▶ DATA RECORDS:
╭──

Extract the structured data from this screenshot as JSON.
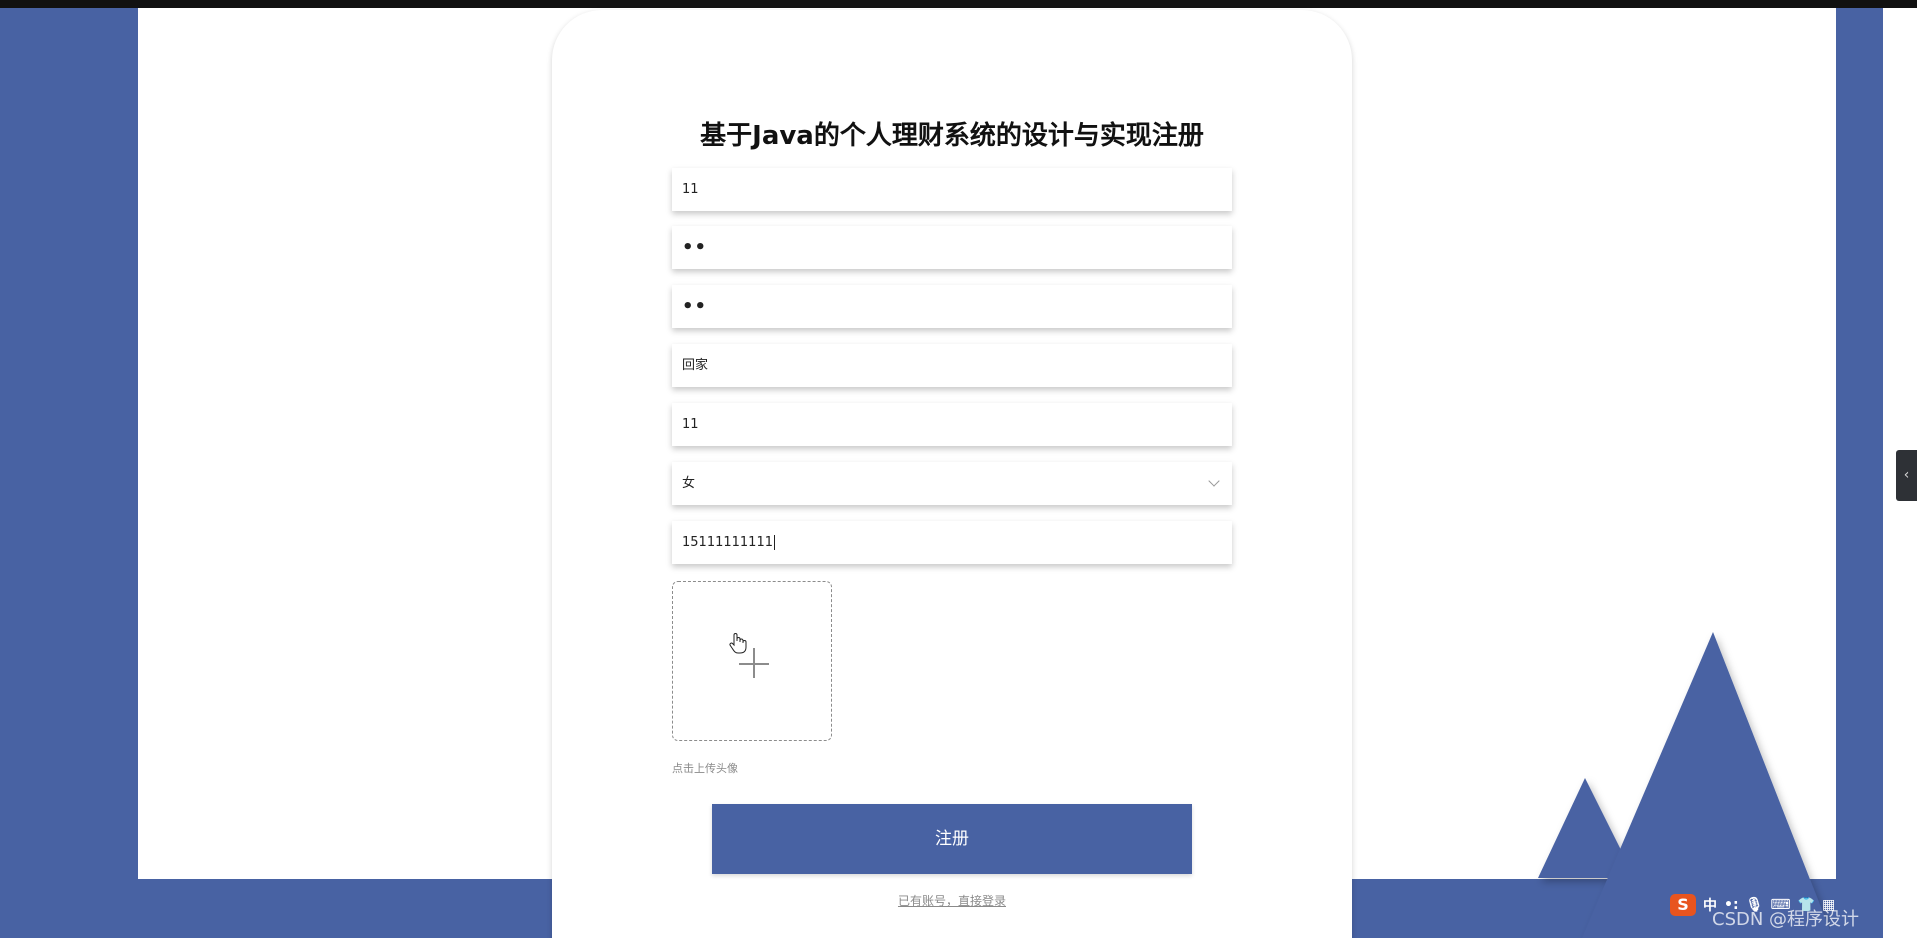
{
  "page": {
    "title": "基于Java的个人理财系统的设计与实现注册"
  },
  "form": {
    "username": "11",
    "password_mask": "••",
    "confirm_password_mask": "••",
    "name": "回家",
    "age": "11",
    "gender_selected": "女",
    "phone": "15111111111",
    "upload_hint": "点击上传头像",
    "submit_label": "注册",
    "login_link": "已有账号，直接登录"
  },
  "ime": {
    "logo": "S",
    "mode": "中"
  },
  "watermark": "CSDN @程序设计",
  "colors": {
    "accent": "#4862a3",
    "background": "#ffffff"
  }
}
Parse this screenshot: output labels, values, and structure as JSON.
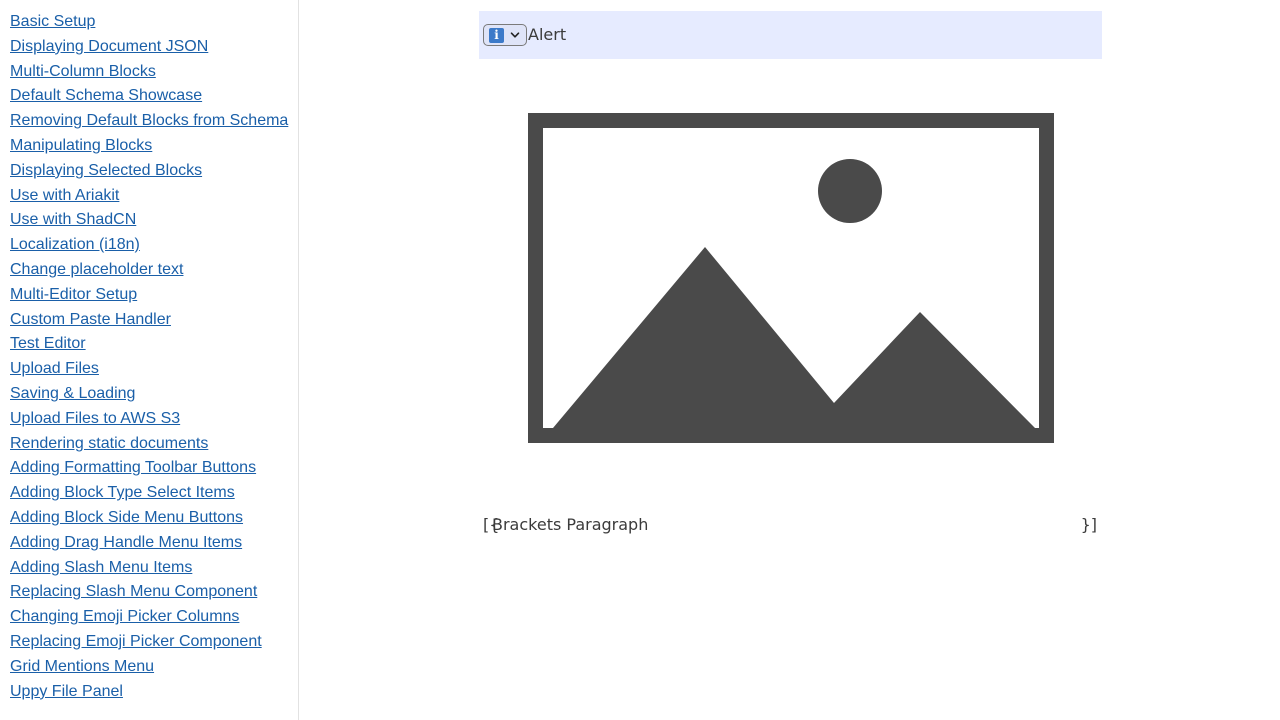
{
  "sidebar": {
    "items": [
      {
        "label": "Basic Setup"
      },
      {
        "label": "Displaying Document JSON"
      },
      {
        "label": "Multi-Column Blocks"
      },
      {
        "label": "Default Schema Showcase"
      },
      {
        "label": "Removing Default Blocks from Schema"
      },
      {
        "label": "Manipulating Blocks"
      },
      {
        "label": "Displaying Selected Blocks"
      },
      {
        "label": "Use with Ariakit"
      },
      {
        "label": "Use with ShadCN"
      },
      {
        "label": "Localization (i18n)"
      },
      {
        "label": "Change placeholder text"
      },
      {
        "label": "Multi-Editor Setup"
      },
      {
        "label": "Custom Paste Handler"
      },
      {
        "label": "Test Editor"
      },
      {
        "label": "Upload Files"
      },
      {
        "label": "Saving & Loading"
      },
      {
        "label": "Upload Files to AWS S3"
      },
      {
        "label": "Rendering static documents"
      },
      {
        "label": "Adding Formatting Toolbar Buttons"
      },
      {
        "label": "Adding Block Type Select Items"
      },
      {
        "label": "Adding Block Side Menu Buttons"
      },
      {
        "label": "Adding Drag Handle Menu Items"
      },
      {
        "label": "Adding Slash Menu Items"
      },
      {
        "label": "Replacing Slash Menu Component"
      },
      {
        "label": "Changing Emoji Picker Columns"
      },
      {
        "label": "Replacing Emoji Picker Component"
      },
      {
        "label": "Grid Mentions Menu"
      },
      {
        "label": "Uppy File Panel"
      }
    ]
  },
  "editor": {
    "alert": {
      "type_icon": "info-icon",
      "text": "Alert",
      "background": "#e6ebff",
      "icon_color": "#3c7ac9"
    },
    "image": {
      "icon": "image-placeholder-icon",
      "color": "#4a4a4a"
    },
    "brackets": {
      "open": "[{",
      "text": "Brackets Paragraph",
      "close": "}]"
    }
  },
  "colors": {
    "link": "#1a5fa8",
    "text": "#3b3b3b"
  }
}
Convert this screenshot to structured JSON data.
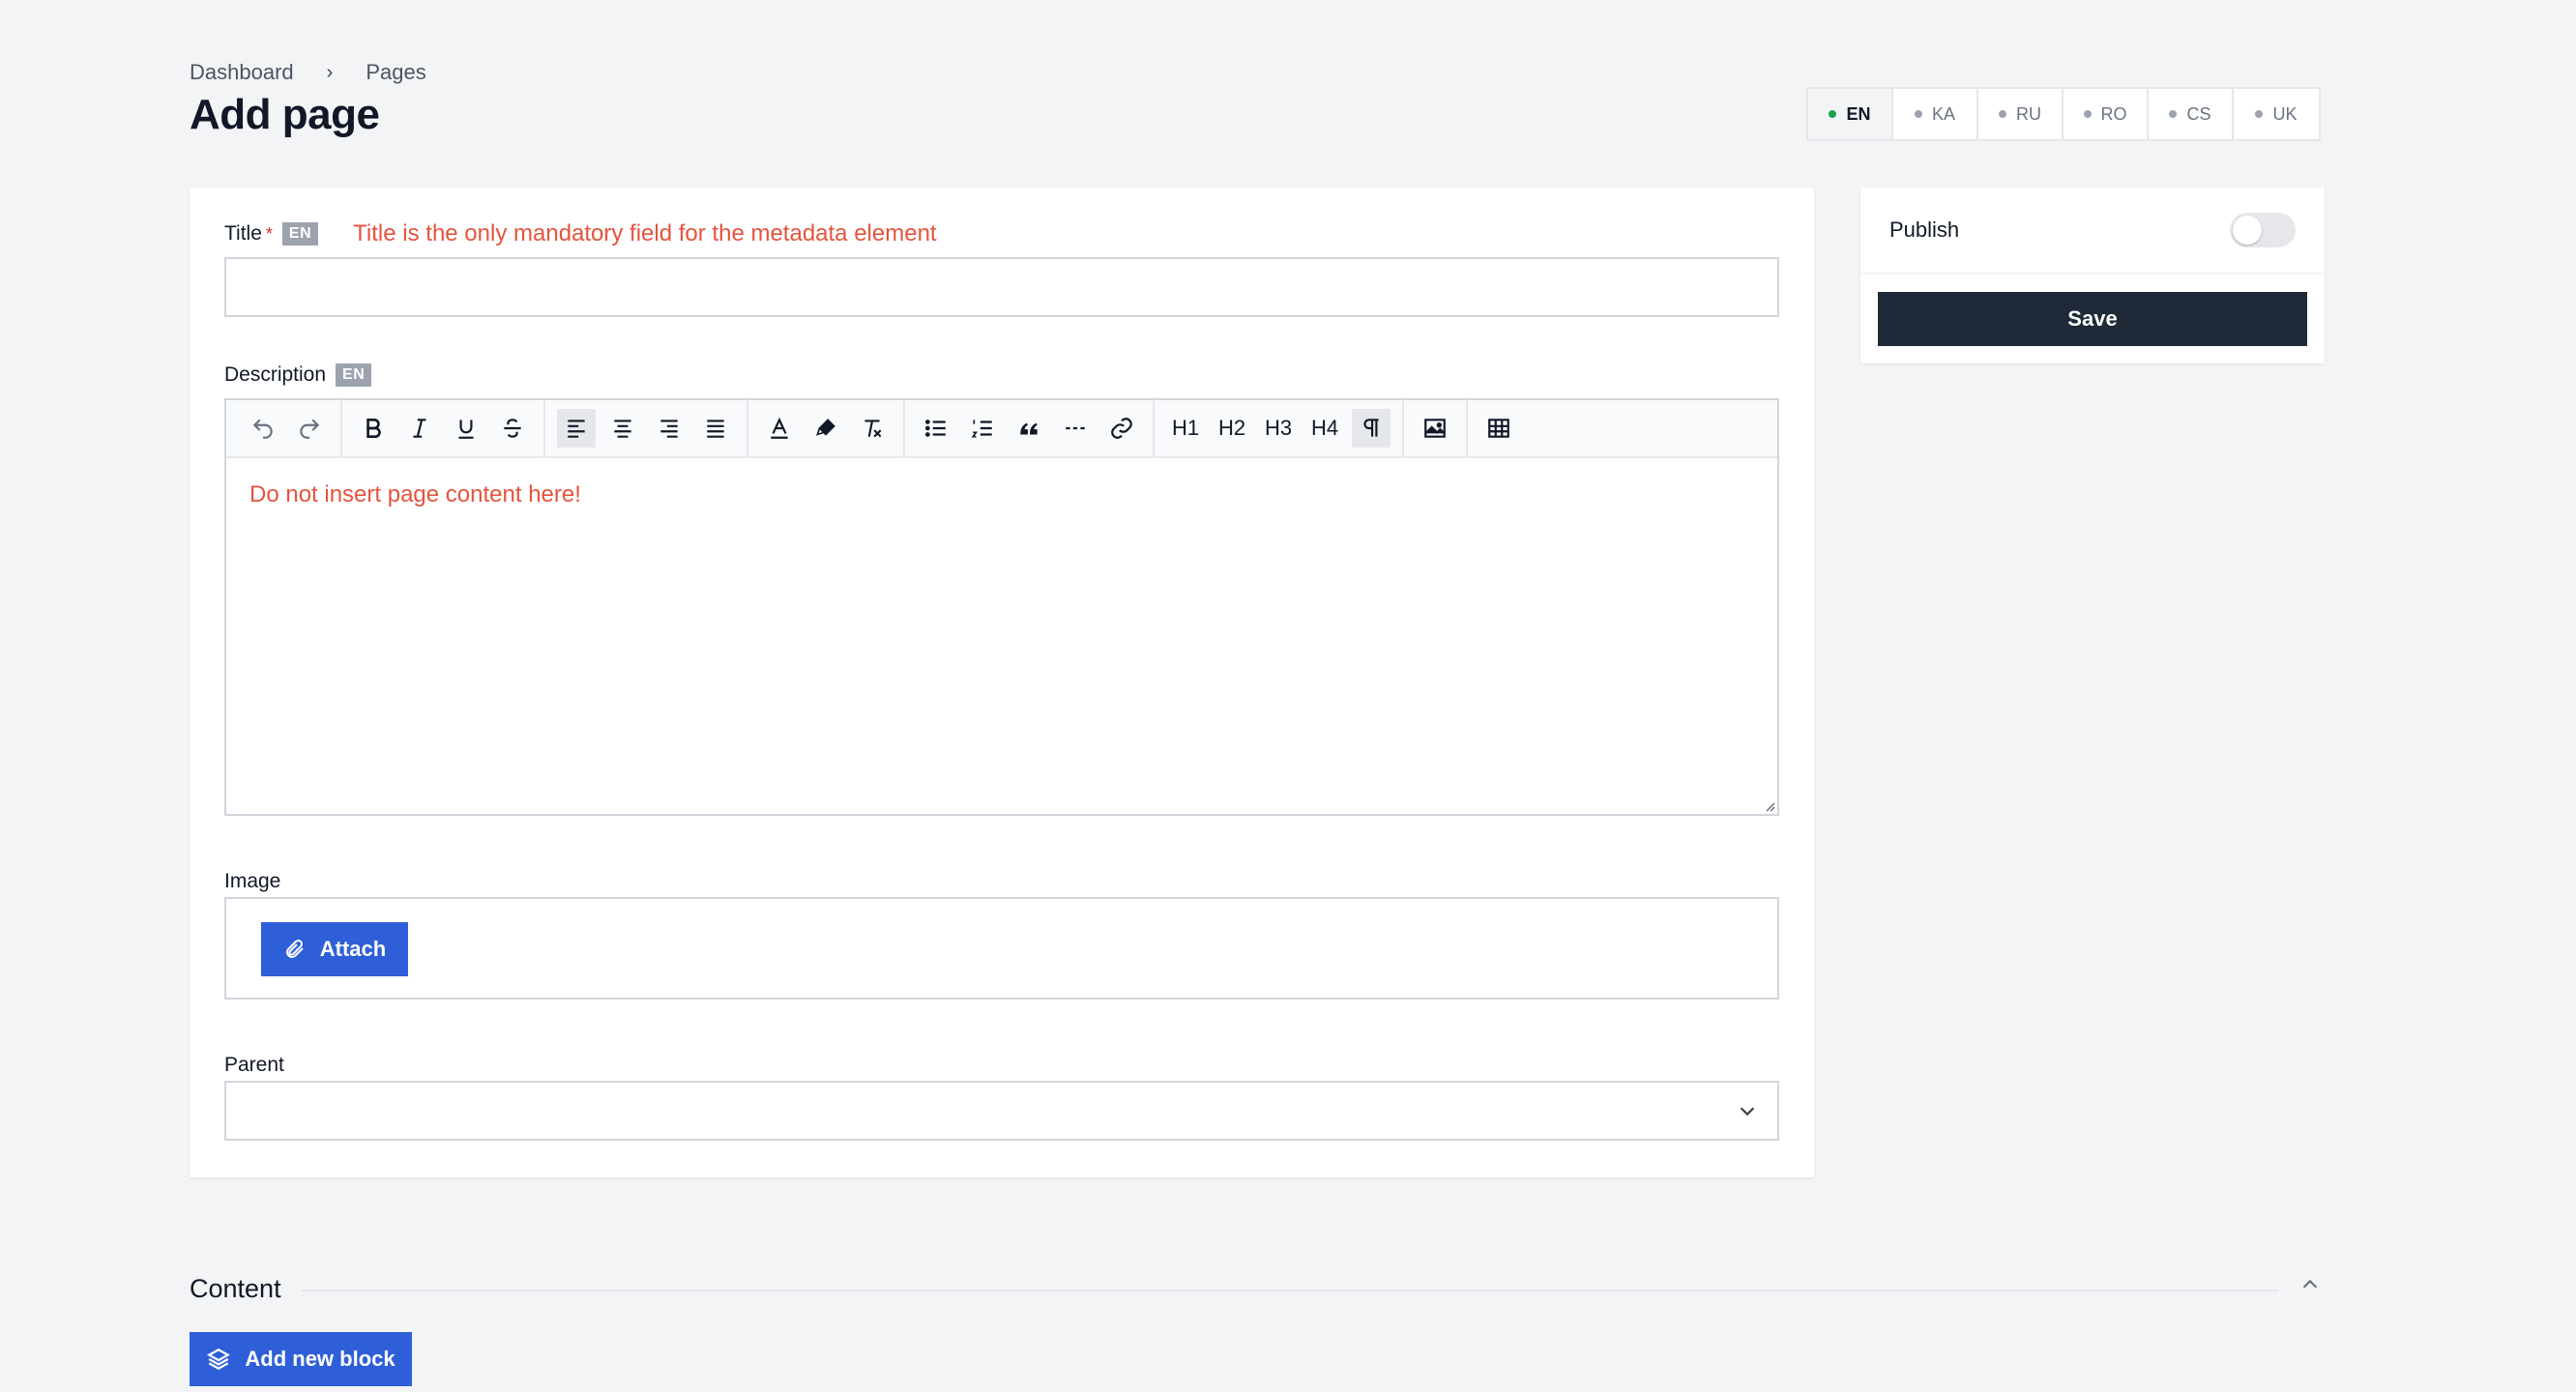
{
  "breadcrumb": {
    "items": [
      "Dashboard",
      "Pages"
    ],
    "separator": "›"
  },
  "page": {
    "title": "Add page"
  },
  "languages": [
    {
      "code": "EN",
      "active": true
    },
    {
      "code": "KA",
      "active": false
    },
    {
      "code": "RU",
      "active": false
    },
    {
      "code": "RO",
      "active": false
    },
    {
      "code": "CS",
      "active": false
    },
    {
      "code": "UK",
      "active": false
    }
  ],
  "form": {
    "title": {
      "label": "Title",
      "required_mark": "*",
      "lang_badge": "EN",
      "hint": "Title is the only mandatory field for the metadata element",
      "value": ""
    },
    "description": {
      "label": "Description",
      "lang_badge": "EN",
      "body_text": "Do not insert page content here!",
      "toolbar_headings": [
        "H1",
        "H2",
        "H3",
        "H4"
      ]
    },
    "image": {
      "label": "Image",
      "attach_label": "Attach"
    },
    "parent": {
      "label": "Parent",
      "value": ""
    }
  },
  "sidebar": {
    "publish_label": "Publish",
    "publish_on": false,
    "save_label": "Save"
  },
  "content": {
    "title": "Content",
    "add_block_label": "Add new block"
  },
  "colors": {
    "primary": "#2f5fd8",
    "dark": "#1f2937",
    "hint_red": "#e5533d",
    "active_dot": "#16a34a"
  }
}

╰──

▶ THE PROBLEM:
Quote every entry exactly, with the pictures omitted.

▶ ANSWER TO THIS TASK:
Extract the structured data from this screenshot as JSON.
{
  "page": {
    "title": "基于Java的个人理财系统的设计与实现注册"
  },
  "form": {
    "username": "11",
    "password_mask": "••",
    "confirm_password_mask": "••",
    "name": "回家",
    "age": "11",
    "gender_selected": "女",
    "phone": "15111111111",
    "upload_hint": "点击上传头像",
    "submit_label": "注册",
    "login_link": "已有账号，直接登录"
  },
  "ime": {
    "logo": "S",
    "mode": "中"
  },
  "watermark": "CSDN @程序设计",
  "colors": {
    "accent": "#4862a3",
    "background": "#ffffff"
  }
}
Parse this screenshot: output labels, values, and structure as JSON.
{
  "sidebar": {
    "items": [
      {
        "label": "Basic Setup"
      },
      {
        "label": "Displaying Document JSON"
      },
      {
        "label": "Multi-Column Blocks"
      },
      {
        "label": "Default Schema Showcase"
      },
      {
        "label": "Removing Default Blocks from Schema"
      },
      {
        "label": "Manipulating Blocks"
      },
      {
        "label": "Displaying Selected Blocks"
      },
      {
        "label": "Use with Ariakit"
      },
      {
        "label": "Use with ShadCN"
      },
      {
        "label": "Localization (i18n)"
      },
      {
        "label": "Change placeholder text"
      },
      {
        "label": "Multi-Editor Setup"
      },
      {
        "label": "Custom Paste Handler"
      },
      {
        "label": "Test Editor"
      },
      {
        "label": "Upload Files"
      },
      {
        "label": "Saving & Loading"
      },
      {
        "label": "Upload Files to AWS S3"
      },
      {
        "label": "Rendering static documents"
      },
      {
        "label": "Adding Formatting Toolbar Buttons"
      },
      {
        "label": "Adding Block Type Select Items"
      },
      {
        "label": "Adding Block Side Menu Buttons"
      },
      {
        "label": "Adding Drag Handle Menu Items"
      },
      {
        "label": "Adding Slash Menu Items"
      },
      {
        "label": "Replacing Slash Menu Component"
      },
      {
        "label": "Changing Emoji Picker Columns"
      },
      {
        "label": "Replacing Emoji Picker Component"
      },
      {
        "label": "Grid Mentions Menu"
      },
      {
        "label": "Uppy File Panel"
      }
    ]
  },
  "editor": {
    "alert": {
      "type_icon": "info-icon",
      "text": "Alert",
      "background": "#e6ebff",
      "icon_color": "#3c7ac9"
    },
    "image": {
      "icon": "image-placeholder-icon",
      "color": "#4a4a4a"
    },
    "brackets": {
      "open": "[{",
      "text": "Brackets Paragraph",
      "close": "}]"
    }
  },
  "colors": {
    "link": "#1a5fa8",
    "text": "#3b3b3b"
  }
}
Convert this screenshot to structured JSON data.
{
  "breadcrumb": {
    "items": [
      "Dashboard",
      "Pages"
    ],
    "separator": "›"
  },
  "page": {
    "title": "Add page"
  },
  "languages": [
    {
      "code": "EN",
      "active": true
    },
    {
      "code": "KA",
      "active": false
    },
    {
      "code": "RU",
      "active": false
    },
    {
      "code": "RO",
      "active": false
    },
    {
      "code": "CS",
      "active": false
    },
    {
      "code": "UK",
      "active": false
    }
  ],
  "form": {
    "title": {
      "label": "Title",
      "required_mark": "*",
      "lang_badge": "EN",
      "hint": "Title is the only mandatory field for the metadata element",
      "value": ""
    },
    "description": {
      "label": "Description",
      "lang_badge": "EN",
      "body_text": "Do not insert page content here!",
      "toolbar_headings": [
        "H1",
        "H2",
        "H3",
        "H4"
      ]
    },
    "image": {
      "label": "Image",
      "attach_label": "Attach"
    },
    "parent": {
      "label": "Parent",
      "value": ""
    }
  },
  "sidebar": {
    "publish_label": "Publish",
    "publish_on": false,
    "save_label": "Save"
  },
  "content": {
    "title": "Content",
    "add_block_label": "Add new block"
  },
  "colors": {
    "primary": "#2f5fd8",
    "dark": "#1f2937",
    "hint_red": "#e5533d",
    "active_dot": "#16a34a"
  }
}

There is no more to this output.